------ Records for the exercise ------

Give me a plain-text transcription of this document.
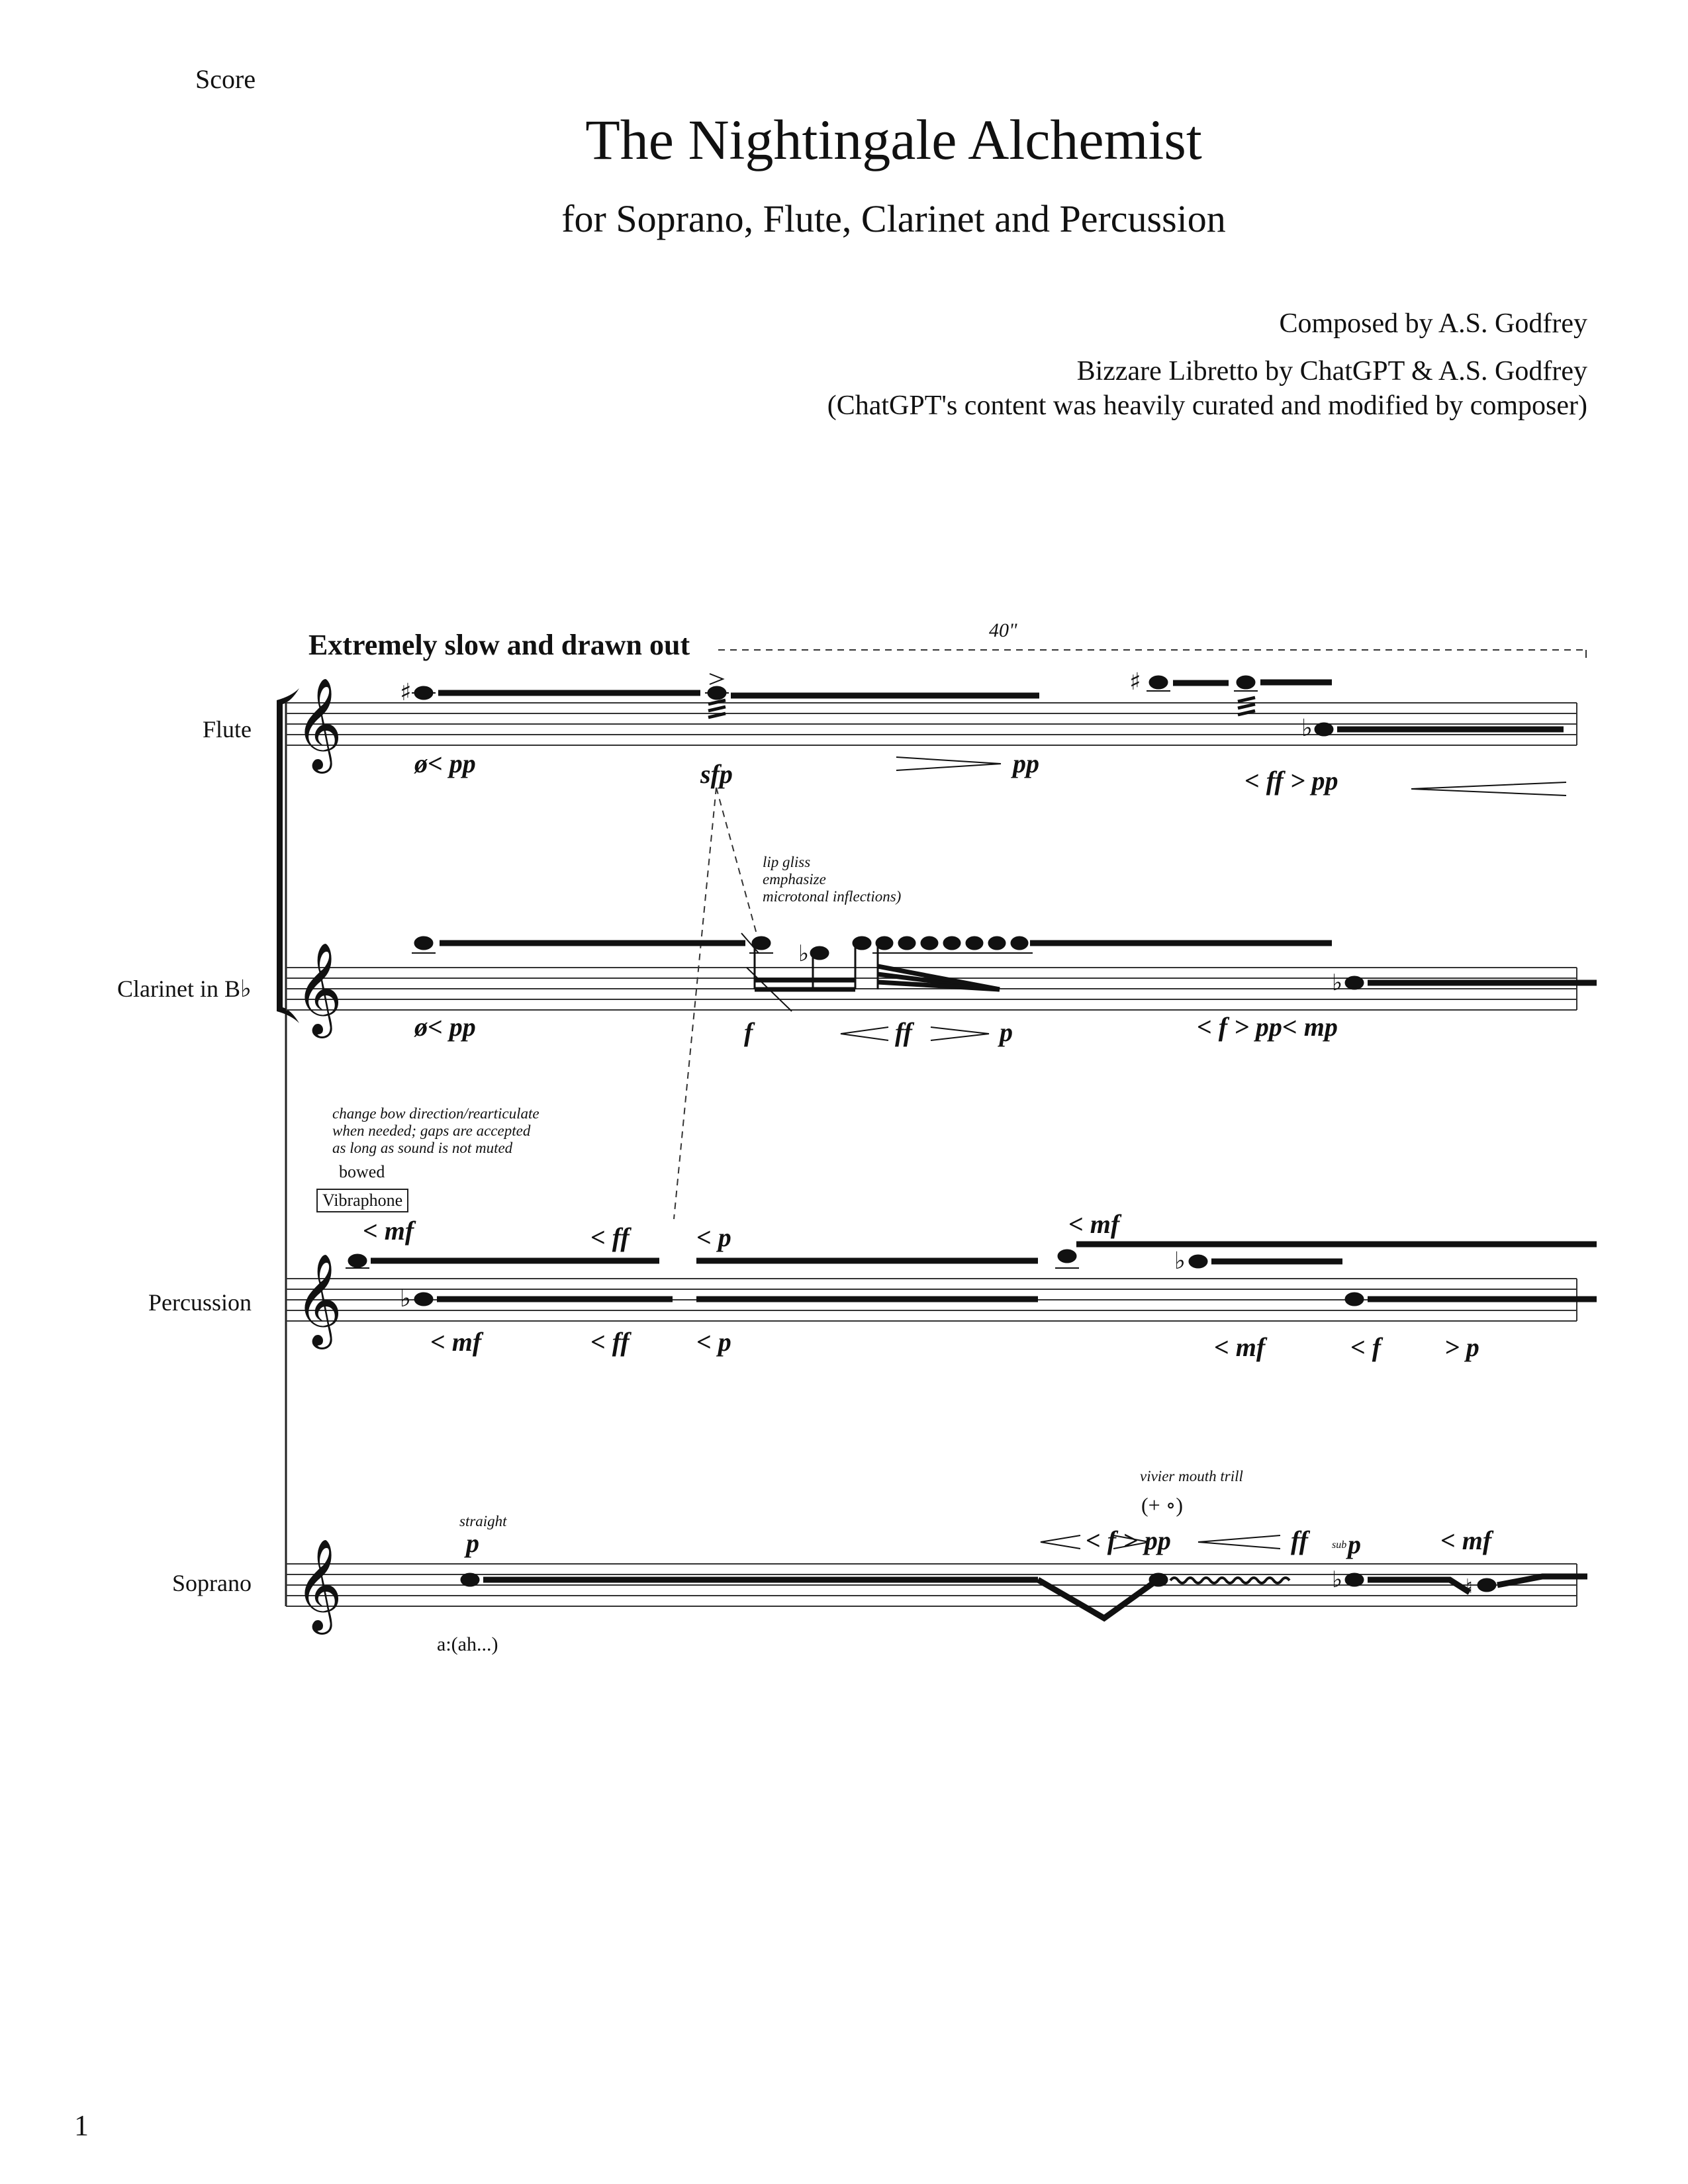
Score
The Nightingale Alchemist
for Soprano, Flute, Clarinet and Percussion
Composed by A.S. Godfrey
Bizzare Libretto by ChatGPT & A.S. Godfrey
(ChatGPT's content was heavily curated and modified by composer)
Extremely slow and drawn out	40"
Flute
Clarinet in B♭
Percussion
Soprano
𝄞
𝄞
𝄞
𝄞
♯	♯
♭
♭
♭
♭
♭
♭	♮
ø< pp	sfp	pp
< ff > pp
lip gliss
emphasize
microtonal inflections)
ø< pp	f	ff	p	< f > pp< mp
change bow direction/rearticulate
when needed; gaps are accepted
as long as sound is not muted
bowed
Vibraphone
< mf	< ff	< p	< mf
< mf	< ff	< p	< mf	< f > p
straight
p
vivier mouth trill
(+ ∘)
< f > pp	ff sub p	< mf
a:(ah...)
1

------

**Work to be completed**.
Print the full listing exactly, dropping the pictures.

**Full output**.
Give me a plain-text transcription of this document.
Score
The Nightingale Alchemist
for Soprano, Flute, Clarinet and Percussion
Composed by A.S. Godfrey
Bizzare Libretto by ChatGPT & A.S. Godfrey
(ChatGPT's content was heavily curated and modified by composer)
Extremely slow and drawn out	40"
Flute
Clarinet in B♭
Percussion
Soprano
𝄞
𝄞
𝄞
𝄞
♯	♯
♭
♭
♭
♭
♭
♭	♮
ø< pp	sfp	pp
< ff > pp
lip gliss
emphasize
microtonal inflections)
ø< pp	f	ff	p	< f > pp< mp
change bow direction/rearticulate
when needed; gaps are accepted
as long as sound is not muted
bowed
Vibraphone
< mf	< ff	< p	< mf
< mf	< ff	< p	< mf	< f > p
straight
p
vivier mouth trill
(+ ∘)
< f > pp	ff sub p	< mf
a:(ah...)
1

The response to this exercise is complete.